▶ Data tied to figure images
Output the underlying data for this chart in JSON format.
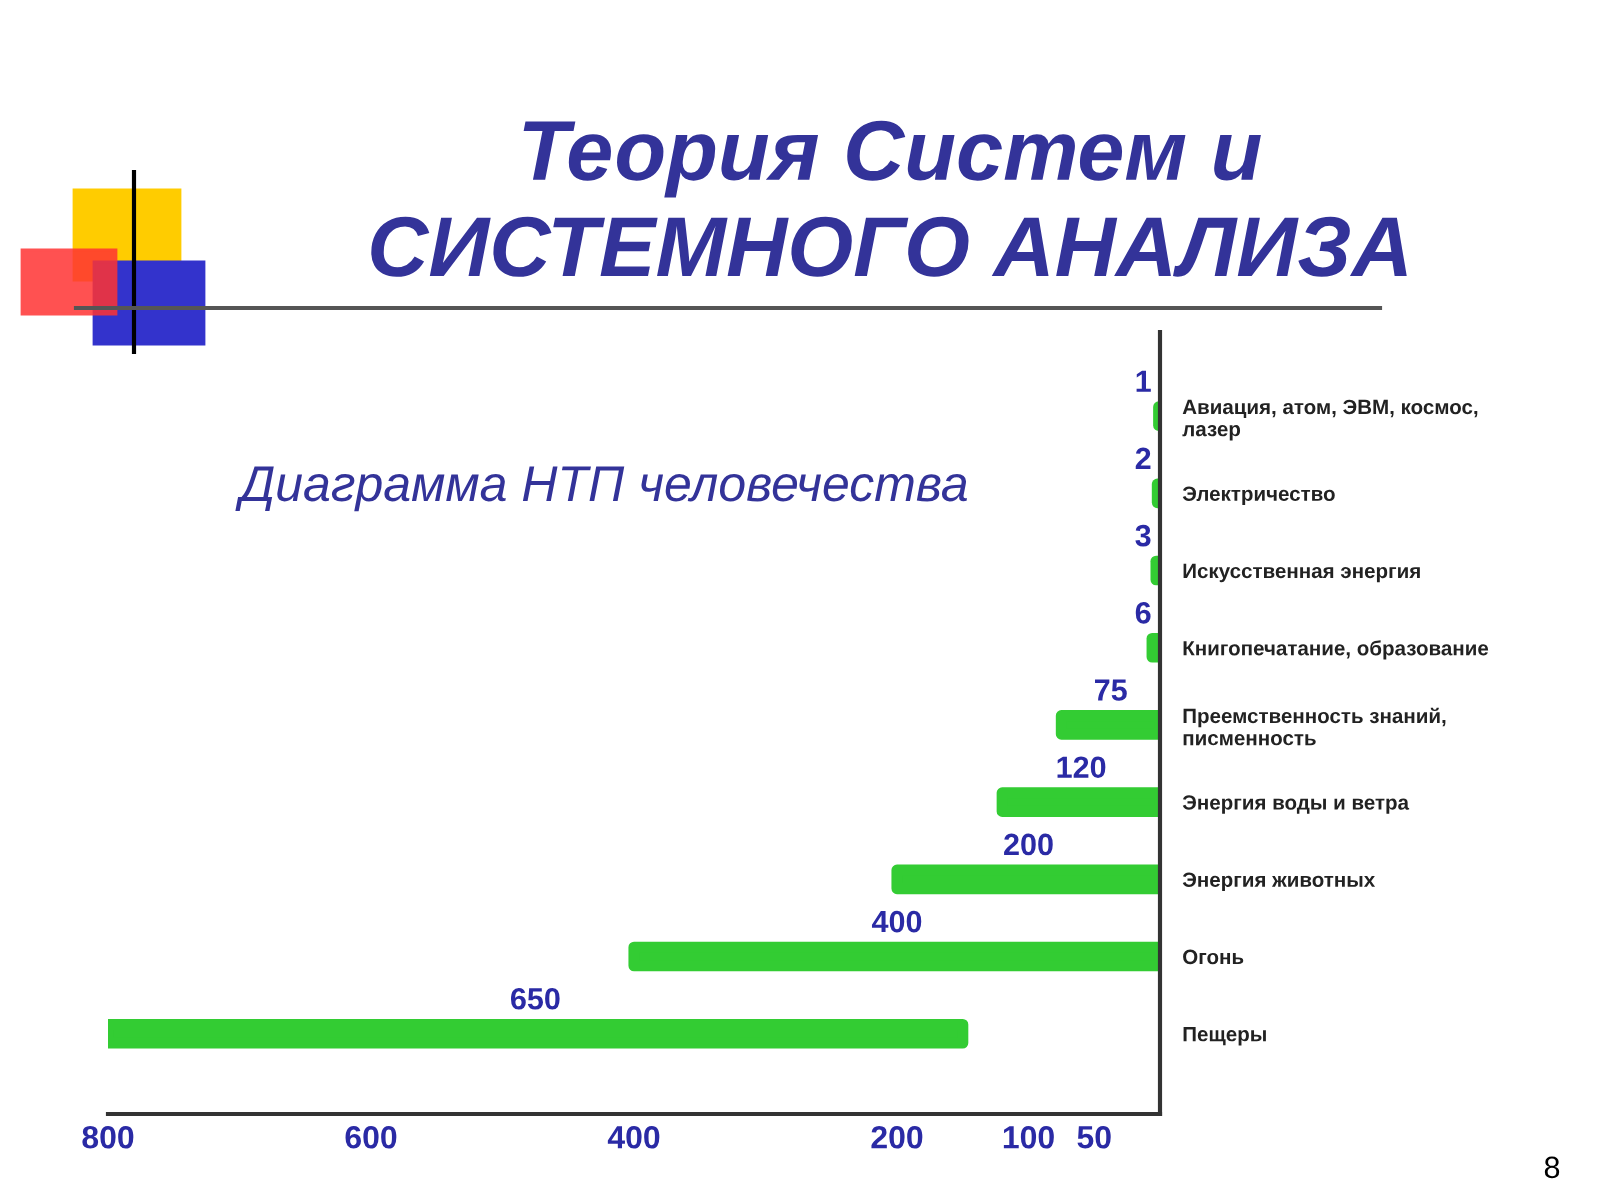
{
  "chart_data": {
    "type": "bar",
    "orientation": "horizontal",
    "title": "Теория Систем и\nСИСТЕМНОГО АНАЛИЗА",
    "subtitle": "Диаграмма НТП человечества",
    "categories": [
      "Авиация, атом, ЭВМ, космос,\nлазер",
      "Электричество",
      "Искусственная энергия",
      "Книгопечатание, образование",
      "Преемственность знаний,\nписменность",
      "Энергия воды и ветра",
      "Энергия животных",
      "Огонь",
      "Пещеры"
    ],
    "values": [
      1,
      2,
      3,
      6,
      75,
      120,
      200,
      400,
      650
    ],
    "base": [
      0,
      0,
      0,
      0,
      0,
      0,
      0,
      0,
      150
    ],
    "color": "#33cc33",
    "xlim": [
      800,
      0
    ],
    "xticks": [
      800,
      600,
      400,
      200,
      100,
      50
    ],
    "data_labels": true,
    "annotations": [
      "8"
    ]
  }
}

▶ EXERCISE DESCRIPTION
Please repeat the entries exactly. Do not include the pictures.

▶ TASK RESULT
Output the underlying data for this chart in JSON format.
{
  "chart_data": {
    "type": "bar",
    "orientation": "horizontal",
    "title": "Теория Систем и\nСИСТЕМНОГО АНАЛИЗА",
    "subtitle": "Диаграмма НТП человечества",
    "categories": [
      "Авиация, атом, ЭВМ, космос,\nлазер",
      "Электричество",
      "Искусственная энергия",
      "Книгопечатание, образование",
      "Преемственность знаний,\nписменность",
      "Энергия воды и ветра",
      "Энергия животных",
      "Огонь",
      "Пещеры"
    ],
    "values": [
      1,
      2,
      3,
      6,
      75,
      120,
      200,
      400,
      650
    ],
    "base": [
      0,
      0,
      0,
      0,
      0,
      0,
      0,
      0,
      150
    ],
    "color": "#33cc33",
    "xlim": [
      800,
      0
    ],
    "xticks": [
      800,
      600,
      400,
      200,
      100,
      50
    ],
    "data_labels": true,
    "annotations": [
      "8"
    ]
  }
}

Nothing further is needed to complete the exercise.